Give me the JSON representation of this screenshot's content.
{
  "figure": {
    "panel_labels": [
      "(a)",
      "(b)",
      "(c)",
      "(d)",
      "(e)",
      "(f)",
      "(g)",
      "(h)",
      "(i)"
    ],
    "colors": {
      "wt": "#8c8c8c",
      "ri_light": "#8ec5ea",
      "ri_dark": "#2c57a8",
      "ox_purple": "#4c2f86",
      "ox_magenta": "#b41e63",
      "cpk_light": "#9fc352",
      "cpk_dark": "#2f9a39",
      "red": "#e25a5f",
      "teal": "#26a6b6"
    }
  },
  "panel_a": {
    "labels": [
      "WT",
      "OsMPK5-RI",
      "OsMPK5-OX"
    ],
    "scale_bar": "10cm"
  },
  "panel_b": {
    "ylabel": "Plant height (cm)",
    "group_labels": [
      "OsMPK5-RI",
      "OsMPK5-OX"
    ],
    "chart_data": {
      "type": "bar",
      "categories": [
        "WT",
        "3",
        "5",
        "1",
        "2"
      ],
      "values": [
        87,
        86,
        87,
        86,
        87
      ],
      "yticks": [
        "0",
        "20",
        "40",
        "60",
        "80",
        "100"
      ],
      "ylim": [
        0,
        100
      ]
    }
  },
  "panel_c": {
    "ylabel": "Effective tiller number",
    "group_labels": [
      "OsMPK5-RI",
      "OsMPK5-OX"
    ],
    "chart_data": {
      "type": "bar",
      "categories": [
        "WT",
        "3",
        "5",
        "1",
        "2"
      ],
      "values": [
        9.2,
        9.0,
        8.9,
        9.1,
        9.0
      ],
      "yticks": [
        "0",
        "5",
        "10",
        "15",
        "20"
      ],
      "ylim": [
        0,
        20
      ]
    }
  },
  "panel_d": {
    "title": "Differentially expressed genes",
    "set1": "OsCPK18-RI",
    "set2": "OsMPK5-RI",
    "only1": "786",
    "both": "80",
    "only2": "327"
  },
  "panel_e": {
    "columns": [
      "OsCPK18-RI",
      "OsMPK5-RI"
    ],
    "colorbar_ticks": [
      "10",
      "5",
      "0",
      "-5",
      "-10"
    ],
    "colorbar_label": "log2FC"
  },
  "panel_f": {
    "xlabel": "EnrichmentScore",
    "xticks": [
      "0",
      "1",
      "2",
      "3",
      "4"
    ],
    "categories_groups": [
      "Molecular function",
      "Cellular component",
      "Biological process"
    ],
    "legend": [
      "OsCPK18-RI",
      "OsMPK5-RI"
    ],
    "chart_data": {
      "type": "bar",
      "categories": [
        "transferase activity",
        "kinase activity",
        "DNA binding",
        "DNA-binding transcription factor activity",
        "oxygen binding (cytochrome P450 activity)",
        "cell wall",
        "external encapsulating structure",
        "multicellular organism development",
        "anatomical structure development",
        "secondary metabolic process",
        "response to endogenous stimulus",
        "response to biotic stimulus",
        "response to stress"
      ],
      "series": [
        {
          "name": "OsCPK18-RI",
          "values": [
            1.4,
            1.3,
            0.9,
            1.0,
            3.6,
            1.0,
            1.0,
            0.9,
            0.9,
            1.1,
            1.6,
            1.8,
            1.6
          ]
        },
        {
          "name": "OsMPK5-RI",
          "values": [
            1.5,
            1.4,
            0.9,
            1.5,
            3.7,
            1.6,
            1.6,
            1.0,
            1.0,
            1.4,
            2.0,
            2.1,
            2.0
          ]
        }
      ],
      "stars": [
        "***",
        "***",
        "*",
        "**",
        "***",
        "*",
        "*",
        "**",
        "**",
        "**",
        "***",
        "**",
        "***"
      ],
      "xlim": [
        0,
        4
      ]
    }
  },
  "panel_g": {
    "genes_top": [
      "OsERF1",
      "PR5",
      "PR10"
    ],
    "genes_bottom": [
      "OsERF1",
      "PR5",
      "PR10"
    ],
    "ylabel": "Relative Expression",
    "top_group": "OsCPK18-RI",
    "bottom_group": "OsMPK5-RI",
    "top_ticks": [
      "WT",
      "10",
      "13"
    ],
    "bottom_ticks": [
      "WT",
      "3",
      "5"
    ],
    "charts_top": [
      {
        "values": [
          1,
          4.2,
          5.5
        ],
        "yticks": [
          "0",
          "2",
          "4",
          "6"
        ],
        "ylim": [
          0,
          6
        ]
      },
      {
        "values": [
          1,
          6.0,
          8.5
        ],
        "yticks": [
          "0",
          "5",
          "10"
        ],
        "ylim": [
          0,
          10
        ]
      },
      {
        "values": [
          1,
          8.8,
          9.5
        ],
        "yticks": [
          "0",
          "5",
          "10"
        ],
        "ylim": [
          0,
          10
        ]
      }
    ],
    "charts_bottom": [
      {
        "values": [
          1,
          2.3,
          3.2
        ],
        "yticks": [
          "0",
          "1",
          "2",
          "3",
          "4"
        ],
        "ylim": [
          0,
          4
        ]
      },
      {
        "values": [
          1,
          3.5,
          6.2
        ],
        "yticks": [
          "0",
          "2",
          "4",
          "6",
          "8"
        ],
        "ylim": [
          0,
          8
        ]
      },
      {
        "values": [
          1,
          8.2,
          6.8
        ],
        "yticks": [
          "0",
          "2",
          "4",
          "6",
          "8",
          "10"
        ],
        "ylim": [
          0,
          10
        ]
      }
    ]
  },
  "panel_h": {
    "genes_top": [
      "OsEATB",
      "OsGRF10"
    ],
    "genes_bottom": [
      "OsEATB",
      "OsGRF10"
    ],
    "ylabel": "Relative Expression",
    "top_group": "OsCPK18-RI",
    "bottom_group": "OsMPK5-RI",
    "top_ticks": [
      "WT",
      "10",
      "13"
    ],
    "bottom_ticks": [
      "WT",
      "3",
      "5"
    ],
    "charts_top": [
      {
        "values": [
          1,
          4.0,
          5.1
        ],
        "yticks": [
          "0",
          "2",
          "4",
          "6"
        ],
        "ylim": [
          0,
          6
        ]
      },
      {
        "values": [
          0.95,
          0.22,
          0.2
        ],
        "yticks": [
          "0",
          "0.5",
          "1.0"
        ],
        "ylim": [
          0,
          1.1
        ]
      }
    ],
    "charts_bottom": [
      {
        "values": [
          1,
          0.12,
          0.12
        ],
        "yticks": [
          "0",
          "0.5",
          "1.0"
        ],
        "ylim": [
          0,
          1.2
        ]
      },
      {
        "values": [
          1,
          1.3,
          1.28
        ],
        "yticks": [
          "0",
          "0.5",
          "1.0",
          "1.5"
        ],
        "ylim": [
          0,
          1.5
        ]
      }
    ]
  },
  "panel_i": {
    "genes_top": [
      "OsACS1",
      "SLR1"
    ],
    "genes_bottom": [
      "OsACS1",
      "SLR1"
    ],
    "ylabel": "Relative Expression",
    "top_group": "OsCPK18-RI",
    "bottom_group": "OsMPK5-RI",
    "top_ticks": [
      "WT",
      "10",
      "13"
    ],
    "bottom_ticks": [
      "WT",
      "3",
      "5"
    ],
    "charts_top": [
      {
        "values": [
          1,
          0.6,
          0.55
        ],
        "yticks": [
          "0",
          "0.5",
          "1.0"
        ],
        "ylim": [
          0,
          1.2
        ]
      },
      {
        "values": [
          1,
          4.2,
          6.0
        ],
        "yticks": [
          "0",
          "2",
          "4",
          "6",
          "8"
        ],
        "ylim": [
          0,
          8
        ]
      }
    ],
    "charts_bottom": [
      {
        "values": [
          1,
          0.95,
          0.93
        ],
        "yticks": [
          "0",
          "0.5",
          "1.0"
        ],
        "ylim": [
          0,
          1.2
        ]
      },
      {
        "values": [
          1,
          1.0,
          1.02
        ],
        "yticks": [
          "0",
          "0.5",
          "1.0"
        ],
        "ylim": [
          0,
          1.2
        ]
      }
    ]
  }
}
------
# PROBLEM DETAILS
Whenever a line includes the word "structure", pull it out of the entries.

# REPLY TO THE EXERCISE
        "external encapsulating structure",
        "anatomical structure development",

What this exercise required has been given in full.